- REQUIRED TASK -
In the listing below, locate the lines that hold the string "nama". Copy those lines.

- GIVEN DATA -
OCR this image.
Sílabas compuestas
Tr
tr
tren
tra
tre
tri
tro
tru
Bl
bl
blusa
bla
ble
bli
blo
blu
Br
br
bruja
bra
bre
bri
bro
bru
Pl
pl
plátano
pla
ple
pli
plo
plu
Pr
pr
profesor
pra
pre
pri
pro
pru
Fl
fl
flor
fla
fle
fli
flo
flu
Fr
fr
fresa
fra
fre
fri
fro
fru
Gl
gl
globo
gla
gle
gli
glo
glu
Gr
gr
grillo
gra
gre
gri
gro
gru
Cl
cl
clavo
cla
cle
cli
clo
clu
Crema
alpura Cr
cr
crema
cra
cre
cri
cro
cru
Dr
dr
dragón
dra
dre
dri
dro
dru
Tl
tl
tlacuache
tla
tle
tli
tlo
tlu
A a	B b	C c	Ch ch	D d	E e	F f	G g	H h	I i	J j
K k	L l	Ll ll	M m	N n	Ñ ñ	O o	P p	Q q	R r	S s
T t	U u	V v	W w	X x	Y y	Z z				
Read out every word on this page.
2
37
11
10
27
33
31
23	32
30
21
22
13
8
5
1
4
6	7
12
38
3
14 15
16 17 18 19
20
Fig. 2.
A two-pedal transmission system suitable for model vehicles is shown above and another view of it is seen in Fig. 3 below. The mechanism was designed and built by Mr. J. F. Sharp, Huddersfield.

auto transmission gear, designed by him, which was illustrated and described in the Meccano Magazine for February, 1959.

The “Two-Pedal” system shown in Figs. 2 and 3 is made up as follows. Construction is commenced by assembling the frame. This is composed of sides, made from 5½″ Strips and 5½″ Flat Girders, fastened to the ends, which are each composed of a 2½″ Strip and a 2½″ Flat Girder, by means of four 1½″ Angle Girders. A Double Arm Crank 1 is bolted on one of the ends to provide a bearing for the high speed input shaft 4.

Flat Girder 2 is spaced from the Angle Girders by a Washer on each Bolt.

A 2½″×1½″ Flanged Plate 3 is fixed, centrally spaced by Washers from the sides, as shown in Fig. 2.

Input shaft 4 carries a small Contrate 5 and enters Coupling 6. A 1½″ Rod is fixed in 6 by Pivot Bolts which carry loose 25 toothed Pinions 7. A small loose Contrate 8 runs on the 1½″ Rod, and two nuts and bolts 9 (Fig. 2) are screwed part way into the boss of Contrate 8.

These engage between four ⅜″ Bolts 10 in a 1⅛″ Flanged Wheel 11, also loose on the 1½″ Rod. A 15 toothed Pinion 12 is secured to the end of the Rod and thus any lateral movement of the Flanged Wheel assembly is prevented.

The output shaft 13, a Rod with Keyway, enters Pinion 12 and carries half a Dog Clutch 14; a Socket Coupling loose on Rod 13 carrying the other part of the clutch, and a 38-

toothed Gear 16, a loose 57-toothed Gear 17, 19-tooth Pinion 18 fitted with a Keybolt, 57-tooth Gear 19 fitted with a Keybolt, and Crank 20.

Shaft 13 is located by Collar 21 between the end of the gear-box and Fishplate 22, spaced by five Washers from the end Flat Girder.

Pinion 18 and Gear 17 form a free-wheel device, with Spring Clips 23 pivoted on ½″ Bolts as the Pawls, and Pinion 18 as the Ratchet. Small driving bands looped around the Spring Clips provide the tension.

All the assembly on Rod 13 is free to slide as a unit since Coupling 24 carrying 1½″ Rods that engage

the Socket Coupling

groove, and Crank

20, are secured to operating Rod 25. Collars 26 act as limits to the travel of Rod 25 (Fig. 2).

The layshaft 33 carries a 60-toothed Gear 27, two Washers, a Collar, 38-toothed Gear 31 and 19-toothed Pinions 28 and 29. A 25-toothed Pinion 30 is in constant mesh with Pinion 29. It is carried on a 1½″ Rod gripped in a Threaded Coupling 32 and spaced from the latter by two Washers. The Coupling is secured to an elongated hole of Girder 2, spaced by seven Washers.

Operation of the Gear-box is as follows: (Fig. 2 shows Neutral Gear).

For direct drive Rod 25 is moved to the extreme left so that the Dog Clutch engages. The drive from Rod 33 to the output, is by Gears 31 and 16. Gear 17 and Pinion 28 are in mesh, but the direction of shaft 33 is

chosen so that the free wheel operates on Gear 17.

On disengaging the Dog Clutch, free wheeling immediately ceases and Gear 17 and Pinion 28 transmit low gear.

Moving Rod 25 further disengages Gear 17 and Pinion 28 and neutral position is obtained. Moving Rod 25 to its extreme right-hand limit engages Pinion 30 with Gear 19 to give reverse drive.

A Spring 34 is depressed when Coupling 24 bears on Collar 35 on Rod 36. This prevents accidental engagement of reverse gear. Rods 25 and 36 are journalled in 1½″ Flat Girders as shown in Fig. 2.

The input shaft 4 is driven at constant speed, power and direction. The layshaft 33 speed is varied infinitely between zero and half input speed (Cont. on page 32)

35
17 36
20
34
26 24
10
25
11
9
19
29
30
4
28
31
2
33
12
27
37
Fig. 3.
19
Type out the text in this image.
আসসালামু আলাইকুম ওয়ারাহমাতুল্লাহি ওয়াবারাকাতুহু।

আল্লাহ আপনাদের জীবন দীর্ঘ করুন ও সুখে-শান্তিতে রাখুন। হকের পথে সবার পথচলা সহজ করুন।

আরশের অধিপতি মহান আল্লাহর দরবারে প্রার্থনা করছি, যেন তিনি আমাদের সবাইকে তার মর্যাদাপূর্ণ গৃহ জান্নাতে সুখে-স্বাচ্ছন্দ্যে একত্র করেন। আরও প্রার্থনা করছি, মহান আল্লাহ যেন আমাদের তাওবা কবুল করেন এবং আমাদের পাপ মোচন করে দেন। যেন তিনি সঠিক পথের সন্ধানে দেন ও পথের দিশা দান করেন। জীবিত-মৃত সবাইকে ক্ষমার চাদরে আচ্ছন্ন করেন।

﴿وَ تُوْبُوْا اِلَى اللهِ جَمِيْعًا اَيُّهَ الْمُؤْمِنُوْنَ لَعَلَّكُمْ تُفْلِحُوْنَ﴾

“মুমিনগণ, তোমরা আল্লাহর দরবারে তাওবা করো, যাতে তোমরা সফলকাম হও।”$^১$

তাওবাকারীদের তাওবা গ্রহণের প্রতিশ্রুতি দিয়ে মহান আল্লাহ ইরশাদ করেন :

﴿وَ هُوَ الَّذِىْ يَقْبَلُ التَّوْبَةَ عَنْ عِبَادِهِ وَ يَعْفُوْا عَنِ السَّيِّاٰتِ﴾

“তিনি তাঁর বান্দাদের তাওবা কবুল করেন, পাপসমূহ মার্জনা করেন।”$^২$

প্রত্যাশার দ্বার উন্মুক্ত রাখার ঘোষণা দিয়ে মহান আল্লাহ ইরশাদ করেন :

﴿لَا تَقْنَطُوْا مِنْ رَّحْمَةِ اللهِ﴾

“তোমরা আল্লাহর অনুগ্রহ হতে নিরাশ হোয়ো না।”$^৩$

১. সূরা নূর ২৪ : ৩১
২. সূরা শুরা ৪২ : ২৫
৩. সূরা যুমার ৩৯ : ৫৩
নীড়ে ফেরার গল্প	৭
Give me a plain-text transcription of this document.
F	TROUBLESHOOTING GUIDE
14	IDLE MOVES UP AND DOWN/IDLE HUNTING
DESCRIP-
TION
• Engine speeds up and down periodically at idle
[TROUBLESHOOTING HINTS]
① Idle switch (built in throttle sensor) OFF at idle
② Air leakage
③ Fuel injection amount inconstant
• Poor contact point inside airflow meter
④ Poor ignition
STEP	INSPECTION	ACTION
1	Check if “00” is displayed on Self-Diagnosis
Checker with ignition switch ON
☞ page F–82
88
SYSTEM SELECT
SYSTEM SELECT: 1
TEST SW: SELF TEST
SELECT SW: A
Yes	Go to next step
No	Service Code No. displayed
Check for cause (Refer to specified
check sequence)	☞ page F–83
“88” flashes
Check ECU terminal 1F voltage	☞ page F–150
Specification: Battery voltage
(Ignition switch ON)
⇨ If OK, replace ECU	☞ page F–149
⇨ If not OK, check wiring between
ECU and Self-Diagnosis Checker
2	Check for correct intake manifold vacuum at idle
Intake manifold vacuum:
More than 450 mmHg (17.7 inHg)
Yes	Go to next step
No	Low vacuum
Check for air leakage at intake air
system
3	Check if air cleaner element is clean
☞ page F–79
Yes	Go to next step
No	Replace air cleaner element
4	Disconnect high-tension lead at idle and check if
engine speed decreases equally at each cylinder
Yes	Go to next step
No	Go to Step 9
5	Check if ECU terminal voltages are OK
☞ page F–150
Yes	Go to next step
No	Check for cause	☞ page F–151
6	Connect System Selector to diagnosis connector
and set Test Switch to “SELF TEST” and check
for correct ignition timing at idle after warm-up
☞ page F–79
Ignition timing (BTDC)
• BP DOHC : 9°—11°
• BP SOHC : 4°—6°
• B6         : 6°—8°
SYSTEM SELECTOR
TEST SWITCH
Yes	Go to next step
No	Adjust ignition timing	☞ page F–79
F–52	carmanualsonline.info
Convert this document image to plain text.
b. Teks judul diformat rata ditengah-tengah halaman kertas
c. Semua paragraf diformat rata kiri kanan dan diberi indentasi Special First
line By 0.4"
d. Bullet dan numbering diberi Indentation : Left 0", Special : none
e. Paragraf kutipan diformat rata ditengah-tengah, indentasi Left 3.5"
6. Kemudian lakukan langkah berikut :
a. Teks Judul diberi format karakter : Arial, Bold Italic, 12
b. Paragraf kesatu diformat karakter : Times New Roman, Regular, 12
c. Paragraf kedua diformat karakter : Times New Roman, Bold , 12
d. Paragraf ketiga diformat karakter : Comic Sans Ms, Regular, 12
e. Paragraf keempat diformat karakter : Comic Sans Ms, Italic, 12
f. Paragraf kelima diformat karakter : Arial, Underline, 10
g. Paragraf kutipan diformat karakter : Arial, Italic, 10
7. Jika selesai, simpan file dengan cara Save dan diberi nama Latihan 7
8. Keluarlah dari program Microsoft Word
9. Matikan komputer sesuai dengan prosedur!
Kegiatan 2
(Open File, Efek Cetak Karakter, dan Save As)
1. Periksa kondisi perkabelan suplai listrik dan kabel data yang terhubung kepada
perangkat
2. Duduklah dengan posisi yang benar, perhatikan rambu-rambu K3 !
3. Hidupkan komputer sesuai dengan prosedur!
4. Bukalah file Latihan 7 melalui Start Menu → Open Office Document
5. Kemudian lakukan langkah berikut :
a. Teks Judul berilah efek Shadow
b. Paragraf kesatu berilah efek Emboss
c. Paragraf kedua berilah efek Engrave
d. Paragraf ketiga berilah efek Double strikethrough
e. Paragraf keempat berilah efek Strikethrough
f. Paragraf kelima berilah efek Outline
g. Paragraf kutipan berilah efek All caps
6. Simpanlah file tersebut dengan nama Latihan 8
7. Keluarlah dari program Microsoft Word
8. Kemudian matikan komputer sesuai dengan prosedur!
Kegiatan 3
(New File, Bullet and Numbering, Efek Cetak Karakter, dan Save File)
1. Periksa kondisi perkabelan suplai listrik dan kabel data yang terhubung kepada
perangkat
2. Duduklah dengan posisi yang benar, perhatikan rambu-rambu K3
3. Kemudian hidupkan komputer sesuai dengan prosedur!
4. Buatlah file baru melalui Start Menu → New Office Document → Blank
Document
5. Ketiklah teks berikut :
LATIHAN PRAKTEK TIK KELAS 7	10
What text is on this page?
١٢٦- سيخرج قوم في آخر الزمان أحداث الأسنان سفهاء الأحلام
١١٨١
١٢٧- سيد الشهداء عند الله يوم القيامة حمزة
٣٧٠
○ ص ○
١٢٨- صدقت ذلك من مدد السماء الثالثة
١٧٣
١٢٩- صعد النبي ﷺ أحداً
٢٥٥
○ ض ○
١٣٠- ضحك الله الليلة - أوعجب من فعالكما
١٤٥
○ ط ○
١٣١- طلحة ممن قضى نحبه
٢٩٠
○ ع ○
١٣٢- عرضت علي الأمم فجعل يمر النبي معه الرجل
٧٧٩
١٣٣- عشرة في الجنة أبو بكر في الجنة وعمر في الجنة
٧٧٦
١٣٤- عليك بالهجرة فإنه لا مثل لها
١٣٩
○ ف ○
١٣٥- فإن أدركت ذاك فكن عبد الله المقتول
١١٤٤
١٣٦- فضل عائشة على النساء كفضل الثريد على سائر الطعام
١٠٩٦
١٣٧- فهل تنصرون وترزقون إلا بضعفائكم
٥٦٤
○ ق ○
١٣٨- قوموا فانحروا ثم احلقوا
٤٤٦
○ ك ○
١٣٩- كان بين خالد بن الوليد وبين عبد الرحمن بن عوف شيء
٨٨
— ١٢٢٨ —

- SOLUTION -
7. Jika selesai, simpan file dengan cara Save dan diberi nama Latihan 7
6. Simpanlah file tersebut dengan nama Latihan 8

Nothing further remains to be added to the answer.